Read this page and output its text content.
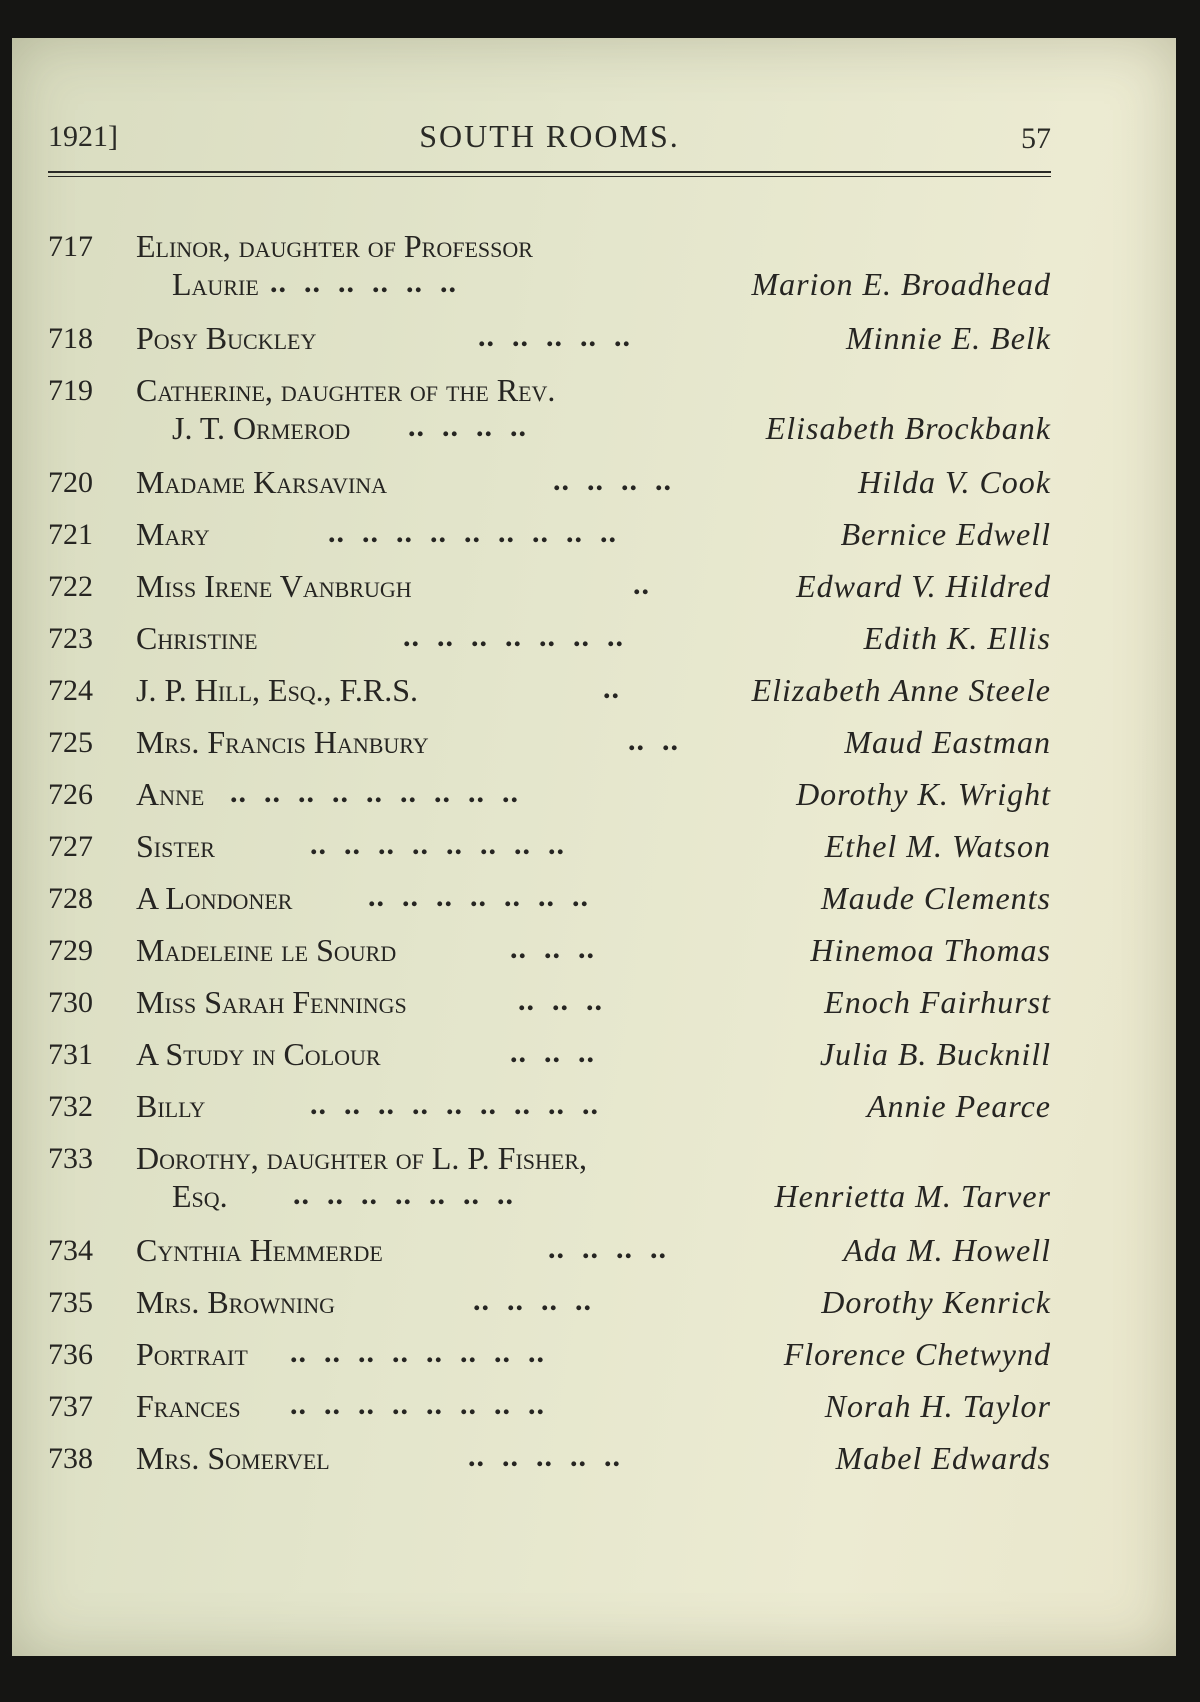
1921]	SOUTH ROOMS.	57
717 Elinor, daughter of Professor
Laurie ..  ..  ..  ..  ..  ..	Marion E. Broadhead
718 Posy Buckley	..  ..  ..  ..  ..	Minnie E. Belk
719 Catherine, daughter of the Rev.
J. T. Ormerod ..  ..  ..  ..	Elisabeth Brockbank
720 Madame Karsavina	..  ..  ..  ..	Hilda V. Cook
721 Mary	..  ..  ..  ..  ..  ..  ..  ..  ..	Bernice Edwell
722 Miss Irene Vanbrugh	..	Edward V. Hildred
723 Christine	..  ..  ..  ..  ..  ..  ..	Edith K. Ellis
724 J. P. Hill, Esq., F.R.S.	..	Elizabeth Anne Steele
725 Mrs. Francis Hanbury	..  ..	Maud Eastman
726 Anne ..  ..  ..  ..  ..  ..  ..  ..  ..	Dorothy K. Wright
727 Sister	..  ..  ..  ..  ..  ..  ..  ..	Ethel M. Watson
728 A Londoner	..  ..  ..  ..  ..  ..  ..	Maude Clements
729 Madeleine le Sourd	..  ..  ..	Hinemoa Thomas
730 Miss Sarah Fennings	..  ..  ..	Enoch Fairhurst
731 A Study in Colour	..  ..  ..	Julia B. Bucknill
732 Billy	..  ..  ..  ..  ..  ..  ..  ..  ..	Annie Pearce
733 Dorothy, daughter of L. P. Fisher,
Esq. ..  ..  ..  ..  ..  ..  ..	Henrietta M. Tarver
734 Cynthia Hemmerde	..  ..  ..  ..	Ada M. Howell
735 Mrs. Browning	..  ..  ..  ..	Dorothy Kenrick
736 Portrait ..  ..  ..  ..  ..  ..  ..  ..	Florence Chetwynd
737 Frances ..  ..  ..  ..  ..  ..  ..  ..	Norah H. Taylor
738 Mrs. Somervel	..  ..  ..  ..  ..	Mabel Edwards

--------

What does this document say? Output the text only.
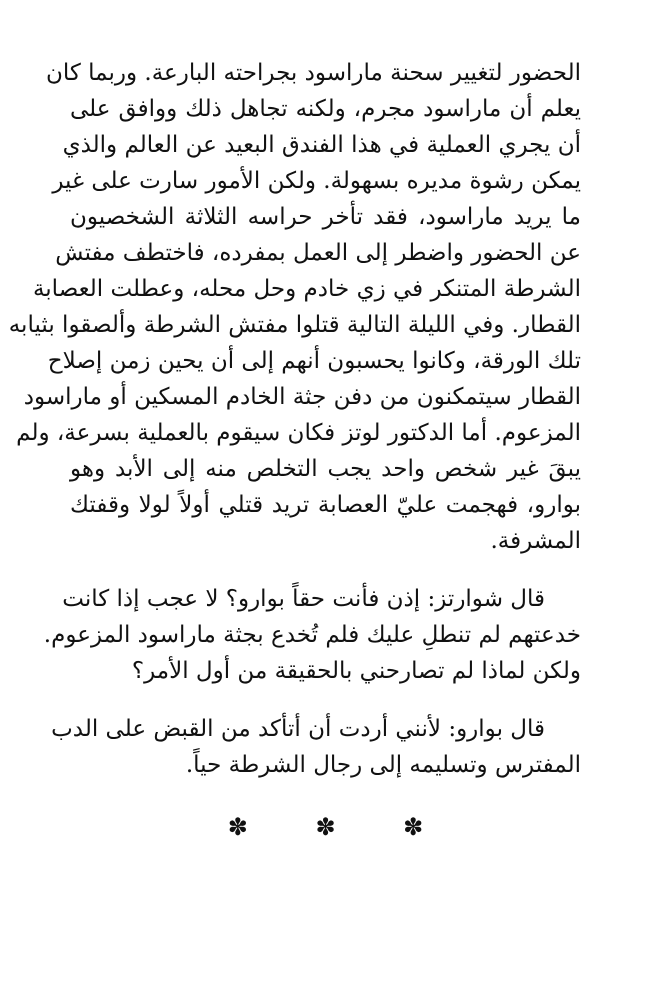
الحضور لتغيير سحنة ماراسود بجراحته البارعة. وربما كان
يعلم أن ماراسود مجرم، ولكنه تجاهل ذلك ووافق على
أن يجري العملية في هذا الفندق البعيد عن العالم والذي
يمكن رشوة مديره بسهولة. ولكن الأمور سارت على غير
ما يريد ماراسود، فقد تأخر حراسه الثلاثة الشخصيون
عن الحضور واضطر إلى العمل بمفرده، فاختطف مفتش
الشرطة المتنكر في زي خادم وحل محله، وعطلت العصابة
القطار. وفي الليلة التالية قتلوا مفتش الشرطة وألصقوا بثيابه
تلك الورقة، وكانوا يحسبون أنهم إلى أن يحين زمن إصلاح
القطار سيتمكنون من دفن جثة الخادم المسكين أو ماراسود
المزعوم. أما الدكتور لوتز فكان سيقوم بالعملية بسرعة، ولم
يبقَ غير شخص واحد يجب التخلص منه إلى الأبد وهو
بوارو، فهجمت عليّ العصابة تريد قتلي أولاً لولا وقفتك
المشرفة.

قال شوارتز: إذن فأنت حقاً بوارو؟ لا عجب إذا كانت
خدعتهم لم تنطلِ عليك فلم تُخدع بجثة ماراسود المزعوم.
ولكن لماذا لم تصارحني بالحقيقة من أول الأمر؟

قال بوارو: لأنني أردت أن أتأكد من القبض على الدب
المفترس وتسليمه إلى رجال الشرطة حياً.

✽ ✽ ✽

--------

▶ Task requirements:
Pull every line containing "ماراسود" from the data.

▶ In response:
الحضور لتغيير سحنة ماراسود بجراحته البارعة. وربما كان
يعلم أن ماراسود مجرم، ولكنه تجاهل ذلك ووافق على
ما يريد ماراسود، فقد تأخر حراسه الثلاثة الشخصيون
القطار سيتمكنون من دفن جثة الخادم المسكين أو ماراسود
خدعتهم لم تنطلِ عليك فلم تُخدع بجثة ماراسود المزعوم.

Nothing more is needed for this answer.